*REQUIRED WORK*:
Find how many lines hold the word "subtitle" and give that number only.
○ ○ ○
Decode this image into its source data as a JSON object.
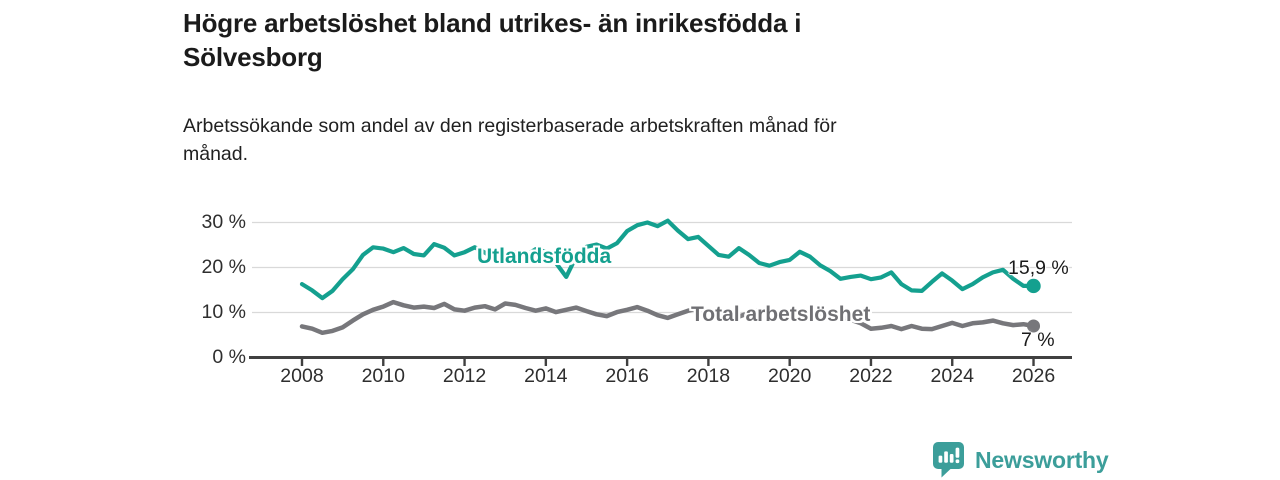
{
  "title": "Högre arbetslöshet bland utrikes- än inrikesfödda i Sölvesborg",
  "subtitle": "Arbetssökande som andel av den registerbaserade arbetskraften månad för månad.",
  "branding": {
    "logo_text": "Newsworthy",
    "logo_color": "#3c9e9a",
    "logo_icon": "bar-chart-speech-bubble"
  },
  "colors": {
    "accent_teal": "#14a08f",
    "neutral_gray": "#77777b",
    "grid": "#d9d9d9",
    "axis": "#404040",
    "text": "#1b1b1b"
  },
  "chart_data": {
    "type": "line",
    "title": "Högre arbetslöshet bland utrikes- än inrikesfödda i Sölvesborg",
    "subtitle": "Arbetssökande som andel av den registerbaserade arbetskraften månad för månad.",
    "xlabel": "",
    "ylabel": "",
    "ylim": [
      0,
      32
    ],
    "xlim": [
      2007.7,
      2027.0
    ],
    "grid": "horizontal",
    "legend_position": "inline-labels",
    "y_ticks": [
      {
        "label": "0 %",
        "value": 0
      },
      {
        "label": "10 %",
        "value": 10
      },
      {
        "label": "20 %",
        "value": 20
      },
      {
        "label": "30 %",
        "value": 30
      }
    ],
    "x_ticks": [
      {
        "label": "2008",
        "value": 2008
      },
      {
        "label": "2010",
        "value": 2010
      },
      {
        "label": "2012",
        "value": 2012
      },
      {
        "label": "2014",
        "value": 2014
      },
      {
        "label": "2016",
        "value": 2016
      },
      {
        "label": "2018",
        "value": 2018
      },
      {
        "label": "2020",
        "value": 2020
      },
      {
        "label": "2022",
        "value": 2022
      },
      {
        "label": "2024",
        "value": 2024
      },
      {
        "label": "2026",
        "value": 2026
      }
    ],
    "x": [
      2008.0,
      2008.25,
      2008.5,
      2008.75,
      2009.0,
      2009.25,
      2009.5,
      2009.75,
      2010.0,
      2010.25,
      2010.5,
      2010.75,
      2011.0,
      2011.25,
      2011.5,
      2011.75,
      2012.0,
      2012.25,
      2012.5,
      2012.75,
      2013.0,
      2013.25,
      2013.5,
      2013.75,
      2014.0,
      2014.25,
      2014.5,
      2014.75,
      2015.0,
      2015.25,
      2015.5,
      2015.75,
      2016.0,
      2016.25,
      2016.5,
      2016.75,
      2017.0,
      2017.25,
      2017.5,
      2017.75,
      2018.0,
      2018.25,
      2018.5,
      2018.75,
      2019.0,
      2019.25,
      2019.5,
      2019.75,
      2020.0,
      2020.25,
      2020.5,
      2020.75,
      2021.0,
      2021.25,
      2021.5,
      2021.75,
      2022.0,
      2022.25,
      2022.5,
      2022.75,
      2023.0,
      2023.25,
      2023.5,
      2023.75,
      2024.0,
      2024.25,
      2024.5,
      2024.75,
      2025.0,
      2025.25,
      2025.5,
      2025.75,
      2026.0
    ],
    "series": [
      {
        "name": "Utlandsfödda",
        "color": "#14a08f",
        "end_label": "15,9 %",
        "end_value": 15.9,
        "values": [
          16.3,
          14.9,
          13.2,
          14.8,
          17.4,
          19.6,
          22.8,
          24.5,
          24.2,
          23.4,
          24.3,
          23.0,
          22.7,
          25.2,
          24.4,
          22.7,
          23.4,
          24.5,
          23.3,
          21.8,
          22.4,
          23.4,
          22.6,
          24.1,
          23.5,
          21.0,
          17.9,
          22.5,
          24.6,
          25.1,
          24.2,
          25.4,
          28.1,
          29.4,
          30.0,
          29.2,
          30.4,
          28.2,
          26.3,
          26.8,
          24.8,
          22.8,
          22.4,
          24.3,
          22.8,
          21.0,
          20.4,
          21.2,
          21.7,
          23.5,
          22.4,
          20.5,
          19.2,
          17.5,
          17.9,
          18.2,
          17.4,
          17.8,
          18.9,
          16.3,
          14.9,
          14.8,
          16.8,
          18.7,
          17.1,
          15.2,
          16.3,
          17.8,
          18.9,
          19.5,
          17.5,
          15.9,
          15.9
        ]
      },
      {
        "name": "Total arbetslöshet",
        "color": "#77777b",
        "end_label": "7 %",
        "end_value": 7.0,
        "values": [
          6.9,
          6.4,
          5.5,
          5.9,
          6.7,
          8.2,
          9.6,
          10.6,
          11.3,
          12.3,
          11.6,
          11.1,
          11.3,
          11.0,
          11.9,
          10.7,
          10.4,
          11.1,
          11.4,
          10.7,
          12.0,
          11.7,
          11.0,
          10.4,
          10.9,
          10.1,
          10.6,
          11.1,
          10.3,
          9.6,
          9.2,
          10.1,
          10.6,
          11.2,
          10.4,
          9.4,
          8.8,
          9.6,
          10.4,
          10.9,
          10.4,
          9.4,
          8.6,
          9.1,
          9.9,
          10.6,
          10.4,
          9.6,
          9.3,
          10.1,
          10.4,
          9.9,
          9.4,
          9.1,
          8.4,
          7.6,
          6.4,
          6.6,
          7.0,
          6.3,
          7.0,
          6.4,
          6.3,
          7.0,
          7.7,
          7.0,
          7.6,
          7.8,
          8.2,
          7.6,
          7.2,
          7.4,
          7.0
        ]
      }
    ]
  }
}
○ ○ ○
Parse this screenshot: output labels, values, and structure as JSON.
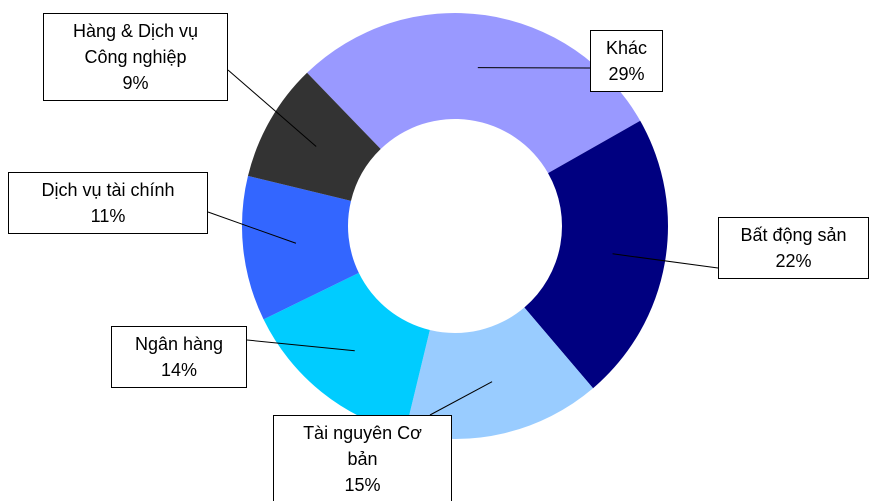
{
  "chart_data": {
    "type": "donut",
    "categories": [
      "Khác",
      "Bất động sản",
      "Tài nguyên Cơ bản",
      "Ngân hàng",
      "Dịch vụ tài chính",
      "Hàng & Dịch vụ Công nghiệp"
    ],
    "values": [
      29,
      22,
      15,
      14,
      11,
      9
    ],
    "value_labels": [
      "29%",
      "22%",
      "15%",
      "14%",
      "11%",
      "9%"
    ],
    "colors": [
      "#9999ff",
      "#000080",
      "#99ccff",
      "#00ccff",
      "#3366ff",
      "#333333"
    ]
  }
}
○ ○ ○
*EXERCISE ANSWER*:
2